> **PROVIDED PASSAGE**
>>>
[Sidefx-houdini-list] hardware innovations

Peter Bowmar pbowmar at gmail.com
Wed Dec 14 13:23:02 EST 2005

I would go for as many CPUs as possible, then as much RAM as possible,
and a really cheap graphics card. I still run an FX 5200 ($40 or less,
these days) which lets me run interactively just as well as a FX
Quadro 1400 that I have at school. On Linux of course, the Windows OGL
performance is crap, at least on the FX 5200.

One really important point that was touched on by Mark but needs
elaboration: With DOPs, you want to spend time with simulations.
However, unless you're a big studio, you can't send the DOPs sim off
to the queue. A dual or better system lets you run multiple instances
of Houdini/Hscript on a single license, which means a dual system
saves you significant money!
<<<
> **DATA SECTION**
>>>
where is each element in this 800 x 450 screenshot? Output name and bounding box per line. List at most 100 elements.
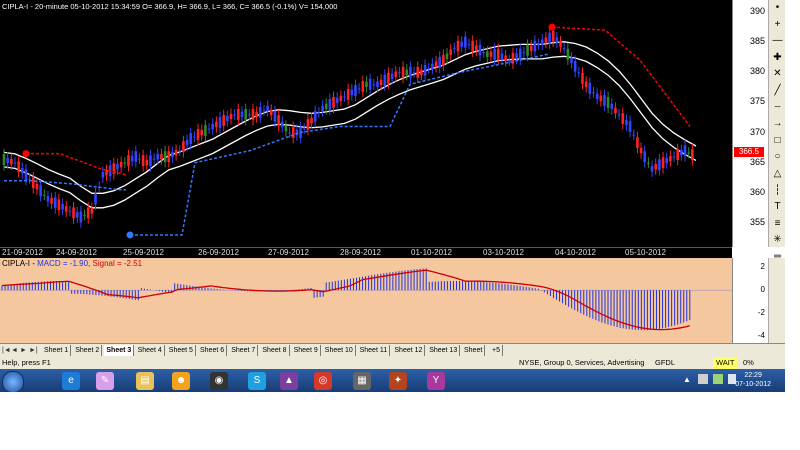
<<<
> **TASK A**
Write out the Houdini hardware post word for word, everything from "[Sidefx-houdini-list] hardware innovations" down to "time with simulations.".
> **TASK B**
Continue the mailing list post on choosing hardware for Houdini, starting right after its last sentence.

> **EXERCISE ANSWER A**
[Sidefx-houdini-list] hardware innovations

Peter Bowmar pbowmar at gmail.com
Wed Dec 14 13:23:02 EST 2005

I would go for as many CPUs as possible, then as much RAM as possible,
and a really cheap graphics card. I still run an FX 5200 ($40 or less,
these days) which lets me run interactively just as well as a FX
Quadro 1400 that I have at school. On Linux of course, the Windows OGL
performance is crap, at least on the FX 5200.

One really important point that was touched on by Mark but needs
elaboration: With DOPs, you want to spend time with simulations.

> **EXERCISE ANSWER B**
I have a dual Athlon 2000mp system (1.6 ghz) at home, with the cheap
FX 5200 card, and at school a single 3.6ghz P4 with FX Quadro 1400
card, and frankly, I can get more work done (on the exact same
project) at home. This changes when I am doing lighting since IPR
doesn't work multi-threaded :( and the faster CPU makes a big


Peter B

On 14/12/05, Peter Robbinson <probbins at corefa.com> wrote:
> I'd aim for stability over speed. You waste way more time with crashing
> hardware and software than you do somewhat slower screen refreshes.
> Directors are always going to find ways to choke the workflow to a
> crawl, no matter how fast your machines are.
> I'm looking towards off-loading as much of the work onto other hardware
> and keeping my workstations for the immediate work at hand.
> So, moving as much processing to the graphics card and finding the most
> efficient ways of sending renders to a farm.
> Part of my consideration have to do with power consumption as well, it's
> only going to get more expensive.
> Much of the work we do doesn't require a crt screen, so I'd shift to
> flat screens. Many machines don't necessarily have to be
> big iron power monsters, so I'm looking at desktop machines like the
> ShuttleX.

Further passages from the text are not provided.